(Dataset entries)
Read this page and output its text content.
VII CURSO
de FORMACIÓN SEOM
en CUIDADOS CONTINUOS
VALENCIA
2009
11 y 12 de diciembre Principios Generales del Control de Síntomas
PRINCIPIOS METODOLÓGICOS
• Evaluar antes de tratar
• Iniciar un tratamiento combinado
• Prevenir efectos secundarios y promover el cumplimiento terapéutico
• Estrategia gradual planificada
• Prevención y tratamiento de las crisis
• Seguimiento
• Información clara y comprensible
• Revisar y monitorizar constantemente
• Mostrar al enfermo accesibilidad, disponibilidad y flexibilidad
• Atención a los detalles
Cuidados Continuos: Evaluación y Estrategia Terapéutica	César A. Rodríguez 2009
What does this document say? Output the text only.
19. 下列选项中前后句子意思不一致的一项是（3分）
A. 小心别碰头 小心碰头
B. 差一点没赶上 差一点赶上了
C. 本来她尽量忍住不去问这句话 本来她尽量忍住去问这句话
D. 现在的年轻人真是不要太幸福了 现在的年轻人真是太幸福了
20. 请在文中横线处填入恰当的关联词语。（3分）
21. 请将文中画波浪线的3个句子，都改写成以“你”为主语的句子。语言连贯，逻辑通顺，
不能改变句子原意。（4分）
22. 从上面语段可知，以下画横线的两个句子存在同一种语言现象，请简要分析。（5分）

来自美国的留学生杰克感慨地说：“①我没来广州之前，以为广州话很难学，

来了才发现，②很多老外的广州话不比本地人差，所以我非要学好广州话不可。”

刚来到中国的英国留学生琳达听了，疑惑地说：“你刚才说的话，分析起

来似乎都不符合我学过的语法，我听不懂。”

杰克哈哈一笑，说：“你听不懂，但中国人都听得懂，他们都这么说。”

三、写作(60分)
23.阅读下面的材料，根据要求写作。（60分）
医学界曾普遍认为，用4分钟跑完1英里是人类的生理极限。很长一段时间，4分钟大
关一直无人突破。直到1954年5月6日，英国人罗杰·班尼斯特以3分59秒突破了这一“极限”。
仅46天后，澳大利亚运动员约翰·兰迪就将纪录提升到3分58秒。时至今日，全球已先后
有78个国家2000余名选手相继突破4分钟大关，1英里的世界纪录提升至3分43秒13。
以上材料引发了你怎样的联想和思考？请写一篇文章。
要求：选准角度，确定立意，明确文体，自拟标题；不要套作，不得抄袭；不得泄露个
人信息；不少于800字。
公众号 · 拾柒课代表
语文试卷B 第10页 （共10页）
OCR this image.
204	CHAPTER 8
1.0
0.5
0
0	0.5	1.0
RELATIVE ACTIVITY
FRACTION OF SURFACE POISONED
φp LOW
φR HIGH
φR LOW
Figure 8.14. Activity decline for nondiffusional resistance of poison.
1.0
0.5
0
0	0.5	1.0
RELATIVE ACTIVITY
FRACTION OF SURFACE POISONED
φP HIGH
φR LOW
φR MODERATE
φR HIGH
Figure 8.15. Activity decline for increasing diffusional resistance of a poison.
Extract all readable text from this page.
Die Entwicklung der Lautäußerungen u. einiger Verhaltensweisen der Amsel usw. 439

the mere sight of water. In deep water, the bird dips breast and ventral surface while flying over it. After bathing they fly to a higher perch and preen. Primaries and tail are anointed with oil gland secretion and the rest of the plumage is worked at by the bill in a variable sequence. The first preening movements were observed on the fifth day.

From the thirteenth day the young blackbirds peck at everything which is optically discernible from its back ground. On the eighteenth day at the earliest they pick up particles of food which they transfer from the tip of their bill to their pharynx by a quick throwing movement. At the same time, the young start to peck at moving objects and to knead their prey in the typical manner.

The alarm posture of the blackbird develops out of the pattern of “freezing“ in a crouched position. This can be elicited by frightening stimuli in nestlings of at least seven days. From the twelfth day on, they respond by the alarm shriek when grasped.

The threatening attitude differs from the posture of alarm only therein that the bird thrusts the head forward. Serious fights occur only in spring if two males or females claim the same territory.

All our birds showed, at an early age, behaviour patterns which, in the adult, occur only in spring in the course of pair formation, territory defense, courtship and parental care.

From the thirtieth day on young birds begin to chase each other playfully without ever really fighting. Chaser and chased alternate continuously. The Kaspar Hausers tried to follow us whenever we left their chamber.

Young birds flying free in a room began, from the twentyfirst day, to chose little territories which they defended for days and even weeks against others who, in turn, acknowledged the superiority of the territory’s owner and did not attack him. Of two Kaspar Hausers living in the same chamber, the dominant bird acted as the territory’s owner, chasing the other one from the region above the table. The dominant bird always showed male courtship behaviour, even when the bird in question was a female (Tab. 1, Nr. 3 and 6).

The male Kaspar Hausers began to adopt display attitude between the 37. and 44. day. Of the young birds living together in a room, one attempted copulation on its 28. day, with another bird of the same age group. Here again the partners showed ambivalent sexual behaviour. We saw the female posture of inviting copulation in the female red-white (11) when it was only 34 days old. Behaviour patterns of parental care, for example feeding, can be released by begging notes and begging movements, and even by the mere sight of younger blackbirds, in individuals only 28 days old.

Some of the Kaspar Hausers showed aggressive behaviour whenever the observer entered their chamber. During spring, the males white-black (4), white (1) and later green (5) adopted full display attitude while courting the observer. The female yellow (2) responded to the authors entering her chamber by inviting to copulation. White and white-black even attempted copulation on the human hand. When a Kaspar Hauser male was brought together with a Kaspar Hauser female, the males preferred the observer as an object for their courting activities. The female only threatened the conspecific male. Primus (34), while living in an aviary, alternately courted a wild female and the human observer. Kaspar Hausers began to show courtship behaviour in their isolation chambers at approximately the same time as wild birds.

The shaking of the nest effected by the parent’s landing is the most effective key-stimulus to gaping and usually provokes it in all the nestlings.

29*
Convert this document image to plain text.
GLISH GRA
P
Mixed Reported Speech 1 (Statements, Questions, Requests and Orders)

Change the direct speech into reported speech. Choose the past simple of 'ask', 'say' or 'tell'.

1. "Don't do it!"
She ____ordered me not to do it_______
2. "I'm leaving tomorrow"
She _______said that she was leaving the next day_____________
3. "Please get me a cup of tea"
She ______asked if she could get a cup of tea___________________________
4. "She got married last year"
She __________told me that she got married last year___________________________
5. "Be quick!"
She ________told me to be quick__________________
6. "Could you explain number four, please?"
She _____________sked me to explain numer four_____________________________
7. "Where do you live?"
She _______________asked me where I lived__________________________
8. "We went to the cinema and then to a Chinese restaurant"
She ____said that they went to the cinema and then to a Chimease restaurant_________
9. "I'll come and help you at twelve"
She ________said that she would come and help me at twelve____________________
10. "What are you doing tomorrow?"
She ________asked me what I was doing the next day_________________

#### SET PROBLEM
Return the material in full, exactly as shown.

#### COMPLETE OUTPUT
Read this page and output its text content.
VII CURSO
de FORMACIÓN SEOM
en CUIDADOS CONTINUOS
VALENCIA
2009
11 y 12 de diciembre Principios Generales del Control de Síntomas
PRINCIPIOS METODOLÓGICOS
• Evaluar antes de tratar
• Iniciar un tratamiento combinado
• Prevenir efectos secundarios y promover el cumplimiento terapéutico
• Estrategia gradual planificada
• Prevención y tratamiento de las crisis
• Seguimiento
• Información clara y comprensible
• Revisar y monitorizar constantemente
• Mostrar al enfermo accesibilidad, disponibilidad y flexibilidad
• Atención a los detalles
Cuidados Continuos: Evaluación y Estrategia Terapéutica	César A. Rodríguez 2009
What does this document say? Output the text only.
19. 下列选项中前后句子意思不一致的一项是（3分）
A. 小心别碰头 小心碰头
B. 差一点没赶上 差一点赶上了
C. 本来她尽量忍住不去问这句话 本来她尽量忍住去问这句话
D. 现在的年轻人真是不要太幸福了 现在的年轻人真是太幸福了
20. 请在文中横线处填入恰当的关联词语。（3分）
21. 请将文中画波浪线的3个句子，都改写成以“你”为主语的句子。语言连贯，逻辑通顺，
不能改变句子原意。（4分）
22. 从上面语段可知，以下画横线的两个句子存在同一种语言现象，请简要分析。（5分）

来自美国的留学生杰克感慨地说：“①我没来广州之前，以为广州话很难学，

来了才发现，②很多老外的广州话不比本地人差，所以我非要学好广州话不可。”

刚来到中国的英国留学生琳达听了，疑惑地说：“你刚才说的话，分析起

来似乎都不符合我学过的语法，我听不懂。”

杰克哈哈一笑，说：“你听不懂，但中国人都听得懂，他们都这么说。”

三、写作(60分)
23.阅读下面的材料，根据要求写作。（60分）
医学界曾普遍认为，用4分钟跑完1英里是人类的生理极限。很长一段时间，4分钟大
关一直无人突破。直到1954年5月6日，英国人罗杰·班尼斯特以3分59秒突破了这一“极限”。
仅46天后，澳大利亚运动员约翰·兰迪就将纪录提升到3分58秒。时至今日，全球已先后
有78个国家2000余名选手相继突破4分钟大关，1英里的世界纪录提升至3分43秒13。
以上材料引发了你怎样的联想和思考？请写一篇文章。
要求：选准角度，确定立意，明确文体，自拟标题；不要套作，不得抄袭；不得泄露个
人信息；不少于800字。
公众号 · 拾柒课代表
语文试卷B 第10页 （共10页）
OCR this image.
204	CHAPTER 8
1.0
0.5
0
0	0.5	1.0
RELATIVE ACTIVITY
FRACTION OF SURFACE POISONED
φp LOW
φR HIGH
φR LOW
Figure 8.14. Activity decline for nondiffusional resistance of poison.
1.0
0.5
0
0	0.5	1.0
RELATIVE ACTIVITY
FRACTION OF SURFACE POISONED
φP HIGH
φR LOW
φR MODERATE
φR HIGH
Figure 8.15. Activity decline for increasing diffusional resistance of a poison.
Extract all readable text from this page.
Die Entwicklung der Lautäußerungen u. einiger Verhaltensweisen der Amsel usw. 439

the mere sight of water. In deep water, the bird dips breast and ventral surface while flying over it. After bathing they fly to a higher perch and preen. Primaries and tail are anointed with oil gland secretion and the rest of the plumage is worked at by the bill in a variable sequence. The first preening movements were observed on the fifth day.

From the thirteenth day the young blackbirds peck at everything which is optically discernible from its back ground. On the eighteenth day at the earliest they pick up particles of food which they transfer from the tip of their bill to their pharynx by a quick throwing movement. At the same time, the young start to peck at moving objects and to knead their prey in the typical manner.

The alarm posture of the blackbird develops out of the pattern of “freezing“ in a crouched position. This can be elicited by frightening stimuli in nestlings of at least seven days. From the twelfth day on, they respond by the alarm shriek when grasped.

The threatening attitude differs from the posture of alarm only therein that the bird thrusts the head forward. Serious fights occur only in spring if two males or females claim the same territory.

All our birds showed, at an early age, behaviour patterns which, in the adult, occur only in spring in the course of pair formation, territory defense, courtship and parental care.

From the thirtieth day on young birds begin to chase each other playfully without ever really fighting. Chaser and chased alternate continuously. The Kaspar Hausers tried to follow us whenever we left their chamber.

Young birds flying free in a room began, from the twentyfirst day, to chose little territories which they defended for days and even weeks against others who, in turn, acknowledged the superiority of the territory’s owner and did not attack him. Of two Kaspar Hausers living in the same chamber, the dominant bird acted as the territory’s owner, chasing the other one from the region above the table. The dominant bird always showed male courtship behaviour, even when the bird in question was a female (Tab. 1, Nr. 3 and 6).

The male Kaspar Hausers began to adopt display attitude between the 37. and 44. day. Of the young birds living together in a room, one attempted copulation on its 28. day, with another bird of the same age group. Here again the partners showed ambivalent sexual behaviour. We saw the female posture of inviting copulation in the female red-white (11) when it was only 34 days old. Behaviour patterns of parental care, for example feeding, can be released by begging notes and begging movements, and even by the mere sight of younger blackbirds, in individuals only 28 days old.

Some of the Kaspar Hausers showed aggressive behaviour whenever the observer entered their chamber. During spring, the males white-black (4), white (1) and later green (5) adopted full display attitude while courting the observer. The female yellow (2) responded to the authors entering her chamber by inviting to copulation. White and white-black even attempted copulation on the human hand. When a Kaspar Hauser male was brought together with a Kaspar Hauser female, the males preferred the observer as an object for their courting activities. The female only threatened the conspecific male. Primus (34), while living in an aviary, alternately courted a wild female and the human observer. Kaspar Hausers began to show courtship behaviour in their isolation chambers at approximately the same time as wild birds.

The shaking of the nest effected by the parent’s landing is the most effective key-stimulus to gaping and usually provokes it in all the nestlings.

29*
Convert this document image to plain text.
GLISH GRA
P
Mixed Reported Speech 1 (Statements, Questions, Requests and Orders)

Change the direct speech into reported speech. Choose the past simple of 'ask', 'say' or 'tell'.

1. "Don't do it!"
She ____ordered me not to do it_______
2. "I'm leaving tomorrow"
She _______said that she was leaving the next day_____________
3. "Please get me a cup of tea"
She ______asked if she could get a cup of tea___________________________
4. "She got married last year"
She __________told me that she got married last year___________________________
5. "Be quick!"
She ________told me to be quick__________________
6. "Could you explain number four, please?"
She _____________sked me to explain numer four_____________________________
7. "Where do you live?"
She _______________asked me where I lived__________________________
8. "We went to the cinema and then to a Chinese restaurant"
She ____said that they went to the cinema and then to a Chimease restaurant_________
9. "I'll come and help you at twelve"
She ________said that she would come and help me at twelve____________________
10. "What are you doing tomorrow?"
She ________asked me what I was doing the next day_________________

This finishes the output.